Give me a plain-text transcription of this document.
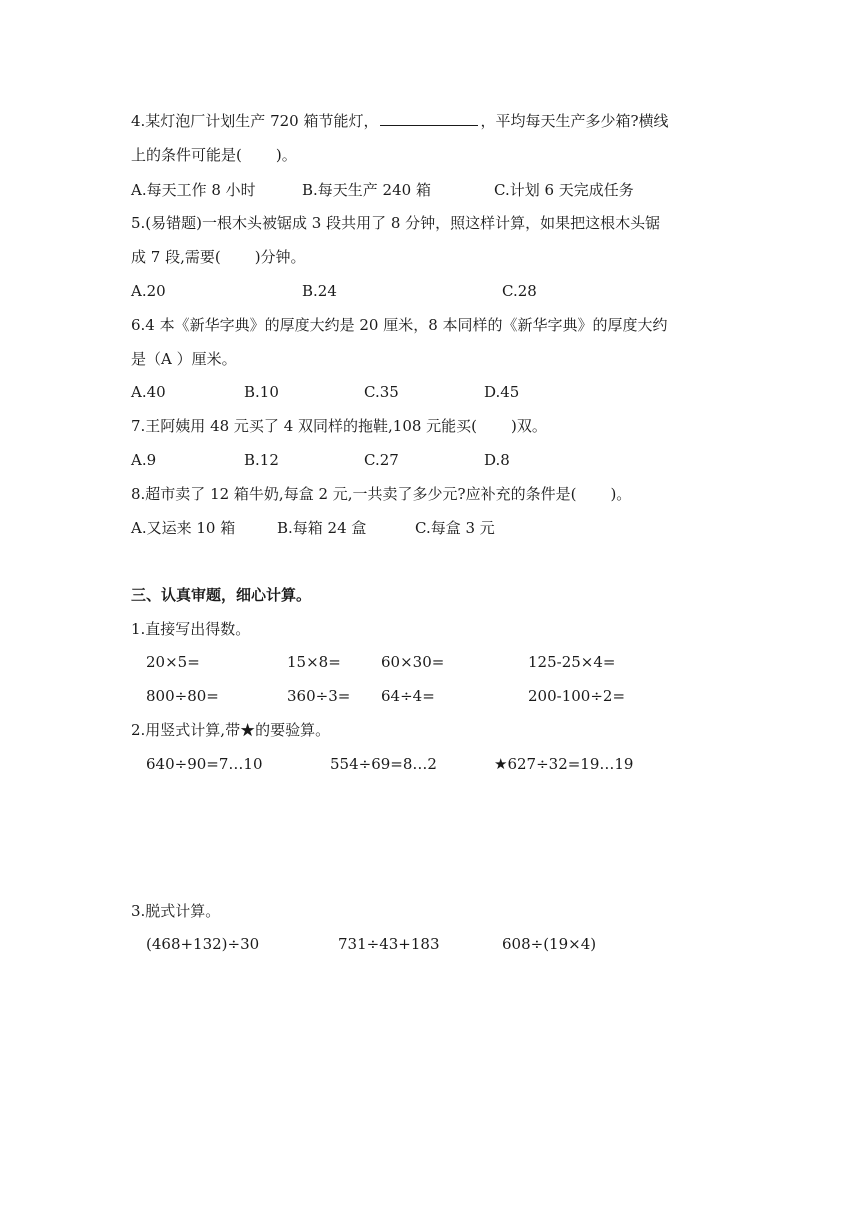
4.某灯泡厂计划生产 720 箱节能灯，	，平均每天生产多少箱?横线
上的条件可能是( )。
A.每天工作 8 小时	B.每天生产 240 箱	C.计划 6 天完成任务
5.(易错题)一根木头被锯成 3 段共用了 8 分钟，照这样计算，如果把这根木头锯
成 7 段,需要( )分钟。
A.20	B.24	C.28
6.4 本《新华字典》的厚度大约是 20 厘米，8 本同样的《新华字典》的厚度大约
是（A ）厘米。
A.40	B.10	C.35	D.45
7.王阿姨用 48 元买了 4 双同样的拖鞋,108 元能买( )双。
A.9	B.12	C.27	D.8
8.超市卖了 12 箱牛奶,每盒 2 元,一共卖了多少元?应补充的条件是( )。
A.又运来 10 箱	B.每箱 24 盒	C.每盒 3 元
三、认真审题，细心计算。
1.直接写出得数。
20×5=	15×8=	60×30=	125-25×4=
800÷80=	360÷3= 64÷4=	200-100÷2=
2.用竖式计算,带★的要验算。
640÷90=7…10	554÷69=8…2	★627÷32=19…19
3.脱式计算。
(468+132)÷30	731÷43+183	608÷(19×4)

◆ ◆ ◆ ◆ ◆

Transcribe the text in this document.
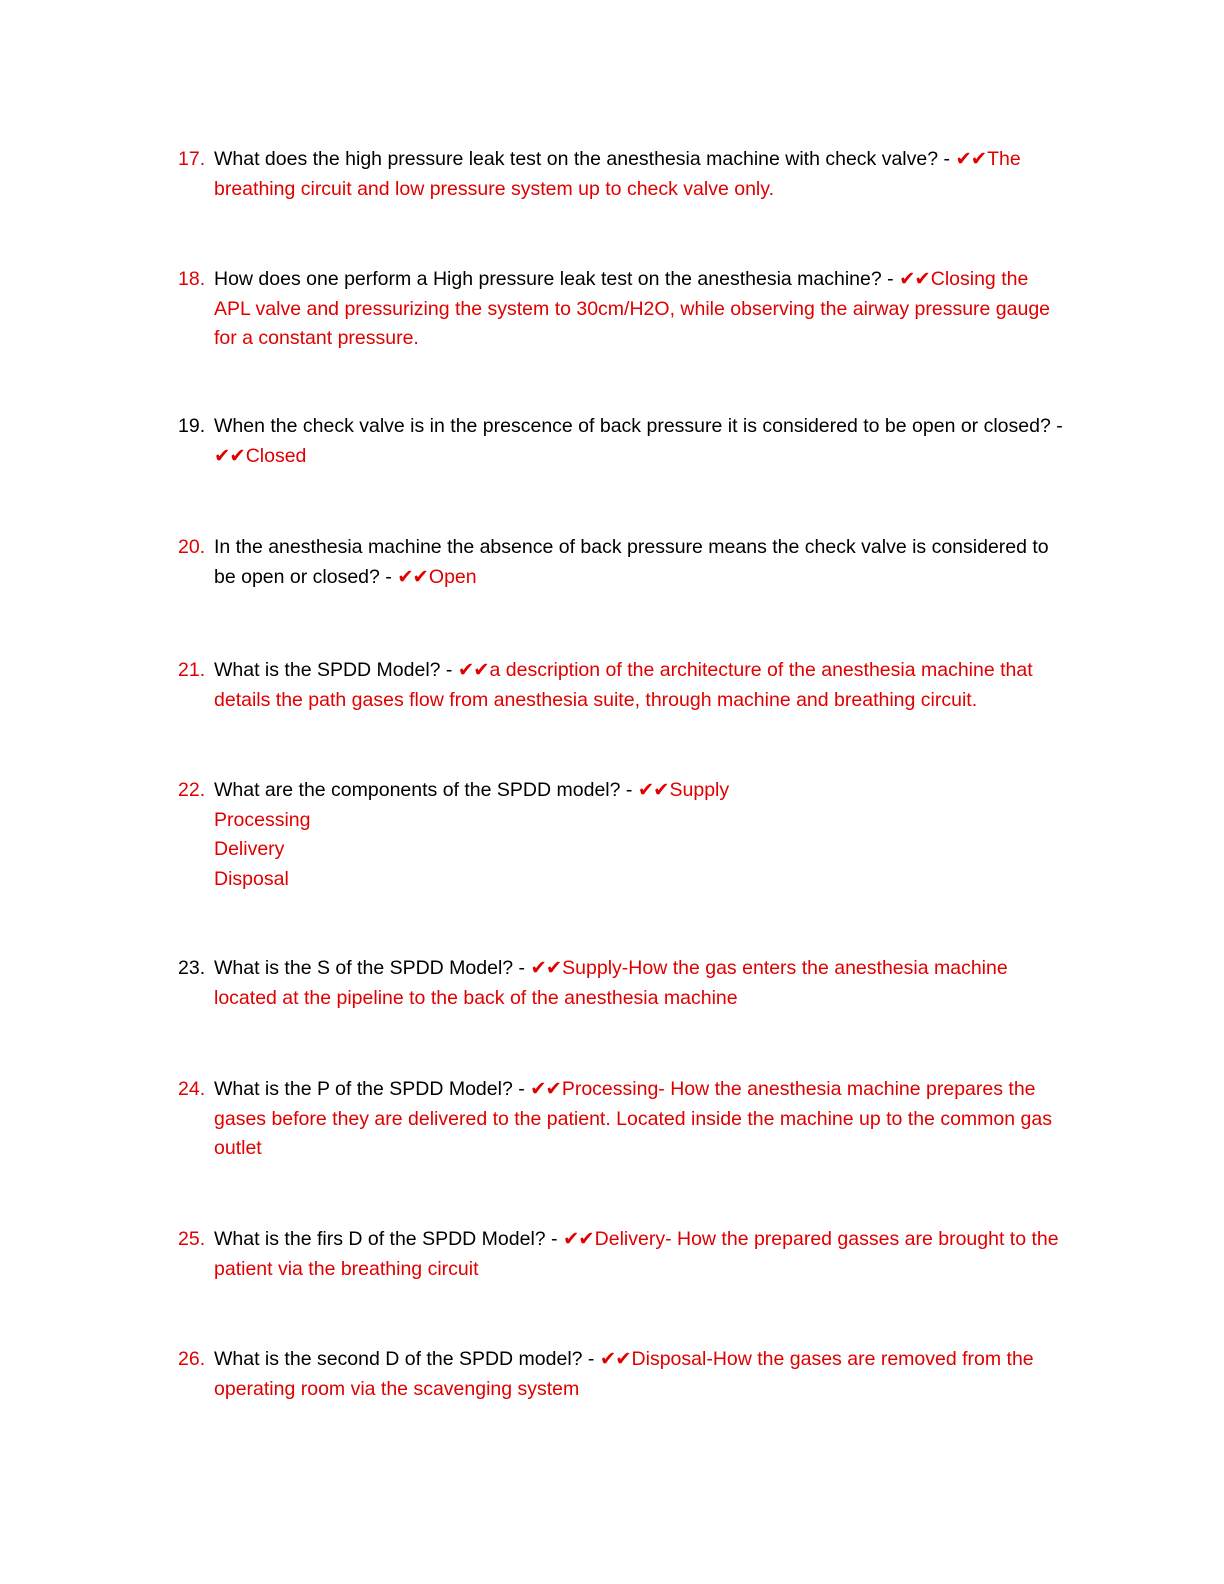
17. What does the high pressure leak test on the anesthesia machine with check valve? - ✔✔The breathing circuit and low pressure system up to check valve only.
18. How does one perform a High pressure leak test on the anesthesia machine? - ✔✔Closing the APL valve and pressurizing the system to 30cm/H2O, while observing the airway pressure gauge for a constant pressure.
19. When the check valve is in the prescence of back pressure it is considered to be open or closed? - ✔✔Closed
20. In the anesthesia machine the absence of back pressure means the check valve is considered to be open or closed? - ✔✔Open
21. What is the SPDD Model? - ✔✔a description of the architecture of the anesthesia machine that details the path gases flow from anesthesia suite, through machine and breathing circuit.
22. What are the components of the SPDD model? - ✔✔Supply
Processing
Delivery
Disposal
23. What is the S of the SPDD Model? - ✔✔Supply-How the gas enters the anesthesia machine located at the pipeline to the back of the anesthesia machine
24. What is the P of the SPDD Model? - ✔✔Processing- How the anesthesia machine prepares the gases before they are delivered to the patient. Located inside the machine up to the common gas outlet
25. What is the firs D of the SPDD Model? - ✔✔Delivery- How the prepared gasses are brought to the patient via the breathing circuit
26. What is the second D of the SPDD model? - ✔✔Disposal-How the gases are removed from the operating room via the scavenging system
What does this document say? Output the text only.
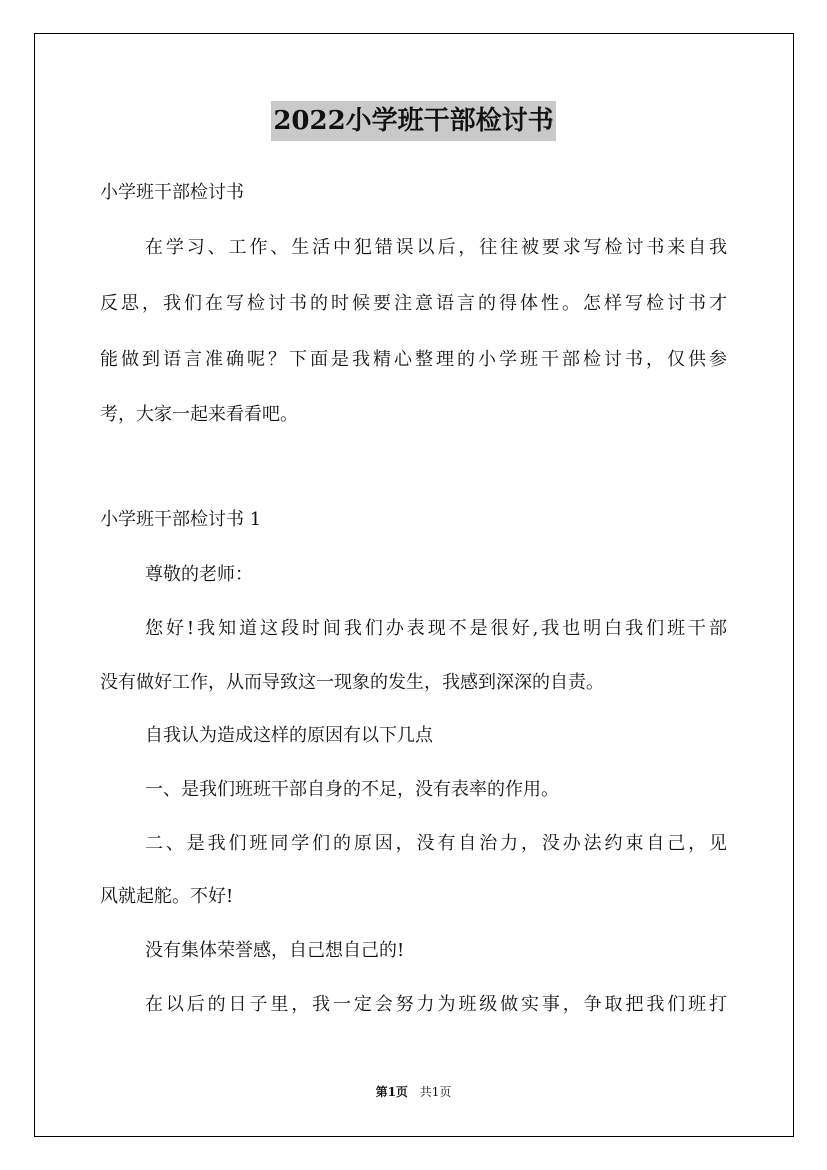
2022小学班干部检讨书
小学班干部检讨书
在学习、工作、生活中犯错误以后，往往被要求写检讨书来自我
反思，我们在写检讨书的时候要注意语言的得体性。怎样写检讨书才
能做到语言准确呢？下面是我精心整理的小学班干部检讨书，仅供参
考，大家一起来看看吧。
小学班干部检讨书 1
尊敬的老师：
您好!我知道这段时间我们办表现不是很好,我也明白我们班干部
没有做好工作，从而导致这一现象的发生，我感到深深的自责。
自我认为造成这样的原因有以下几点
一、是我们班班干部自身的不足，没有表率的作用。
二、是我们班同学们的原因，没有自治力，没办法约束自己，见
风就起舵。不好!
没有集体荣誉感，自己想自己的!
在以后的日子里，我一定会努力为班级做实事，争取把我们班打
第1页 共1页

◆ ◆ ◆ ◆ ◆

Across the preceding material, how many lines contain the word "document"? State the number alone.

3